Dataset entries
------------------------------------------------------------

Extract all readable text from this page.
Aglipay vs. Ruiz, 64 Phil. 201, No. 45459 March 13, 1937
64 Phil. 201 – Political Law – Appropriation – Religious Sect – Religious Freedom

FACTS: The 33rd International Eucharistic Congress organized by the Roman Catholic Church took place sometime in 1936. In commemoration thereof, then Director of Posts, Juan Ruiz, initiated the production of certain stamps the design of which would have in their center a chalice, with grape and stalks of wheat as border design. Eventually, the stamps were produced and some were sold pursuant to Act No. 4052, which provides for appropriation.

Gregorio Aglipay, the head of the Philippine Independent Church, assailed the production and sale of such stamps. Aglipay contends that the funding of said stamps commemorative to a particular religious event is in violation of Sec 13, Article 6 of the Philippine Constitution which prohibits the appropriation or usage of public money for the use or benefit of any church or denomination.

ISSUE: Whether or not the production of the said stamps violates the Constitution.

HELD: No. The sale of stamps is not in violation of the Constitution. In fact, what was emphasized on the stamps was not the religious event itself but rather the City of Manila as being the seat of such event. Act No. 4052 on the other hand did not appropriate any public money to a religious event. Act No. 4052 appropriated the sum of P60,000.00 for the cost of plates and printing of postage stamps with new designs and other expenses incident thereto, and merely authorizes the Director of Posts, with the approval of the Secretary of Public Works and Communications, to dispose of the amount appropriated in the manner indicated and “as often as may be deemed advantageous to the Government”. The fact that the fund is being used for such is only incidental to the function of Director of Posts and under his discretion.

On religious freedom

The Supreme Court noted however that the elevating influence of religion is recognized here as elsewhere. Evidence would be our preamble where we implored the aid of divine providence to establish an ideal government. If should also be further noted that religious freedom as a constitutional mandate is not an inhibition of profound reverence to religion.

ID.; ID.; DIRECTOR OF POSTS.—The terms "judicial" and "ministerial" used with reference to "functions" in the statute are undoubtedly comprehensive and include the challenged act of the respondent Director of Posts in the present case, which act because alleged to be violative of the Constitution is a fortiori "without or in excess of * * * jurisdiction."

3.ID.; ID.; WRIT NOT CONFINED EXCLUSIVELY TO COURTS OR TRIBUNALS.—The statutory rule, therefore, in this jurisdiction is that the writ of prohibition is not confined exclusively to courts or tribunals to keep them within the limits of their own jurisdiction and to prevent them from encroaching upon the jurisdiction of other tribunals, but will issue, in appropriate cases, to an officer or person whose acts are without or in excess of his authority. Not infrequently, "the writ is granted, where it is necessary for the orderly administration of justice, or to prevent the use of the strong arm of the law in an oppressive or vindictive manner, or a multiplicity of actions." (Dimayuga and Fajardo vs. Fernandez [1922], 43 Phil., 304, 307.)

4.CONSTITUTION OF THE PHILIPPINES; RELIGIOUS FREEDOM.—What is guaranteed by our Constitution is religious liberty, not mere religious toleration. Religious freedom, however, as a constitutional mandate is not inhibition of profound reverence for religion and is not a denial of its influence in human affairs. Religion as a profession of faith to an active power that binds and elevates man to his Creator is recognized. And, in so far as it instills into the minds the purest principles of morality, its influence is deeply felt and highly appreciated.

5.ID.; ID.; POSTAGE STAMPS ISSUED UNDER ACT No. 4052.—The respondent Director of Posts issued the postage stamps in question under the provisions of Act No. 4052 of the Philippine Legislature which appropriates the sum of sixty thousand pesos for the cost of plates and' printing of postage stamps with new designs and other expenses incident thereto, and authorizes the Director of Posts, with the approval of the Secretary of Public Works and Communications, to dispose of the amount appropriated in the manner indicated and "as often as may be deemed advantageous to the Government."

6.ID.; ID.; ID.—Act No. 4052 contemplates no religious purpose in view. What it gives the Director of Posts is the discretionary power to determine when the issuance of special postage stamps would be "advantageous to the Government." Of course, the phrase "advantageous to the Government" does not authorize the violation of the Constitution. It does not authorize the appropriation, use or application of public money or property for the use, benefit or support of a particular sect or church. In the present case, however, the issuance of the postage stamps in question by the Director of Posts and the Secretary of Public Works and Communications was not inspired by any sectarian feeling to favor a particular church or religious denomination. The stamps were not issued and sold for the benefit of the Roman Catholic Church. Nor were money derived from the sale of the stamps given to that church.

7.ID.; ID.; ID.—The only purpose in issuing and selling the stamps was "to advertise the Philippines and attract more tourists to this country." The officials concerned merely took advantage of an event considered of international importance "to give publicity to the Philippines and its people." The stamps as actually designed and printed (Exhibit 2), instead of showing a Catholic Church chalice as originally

------------------------------------------------------------

### [Task to carry out]
Keep only the lines that hold the string "jurisdiction", and copy them out.

### [Expected answer]
ID.; ID.; DIRECTOR OF POSTS.—The terms "judicial" and "ministerial" used with reference to "functions" in the statute are undoubtedly comprehensive and include the challenged act of the respondent Director of Posts in the present case, which act because alleged to be violative of the Constitution is a fortiori "without or in excess of * * * jurisdiction."
3.ID.; ID.; WRIT NOT CONFINED EXCLUSIVELY TO COURTS OR TRIBUNALS.—The statutory rule, therefore, in this jurisdiction is that the writ of prohibition is not confined exclusively to courts or tribunals to keep them within the limits of their own jurisdiction and to prevent them from encroaching upon the jurisdiction of other tribunals, but will issue, in appropriate cases, to an officer or person whose acts are without or in excess of his authority. Not infrequently, "the writ is granted, where it is necessary for the orderly administration of justice, or to prevent the use of the strong arm of the law in an oppressive or vindictive manner, or a multiplicity of actions." (Dimayuga and Fajardo vs. Fernandez [1922], 43 Phil., 304, 307.)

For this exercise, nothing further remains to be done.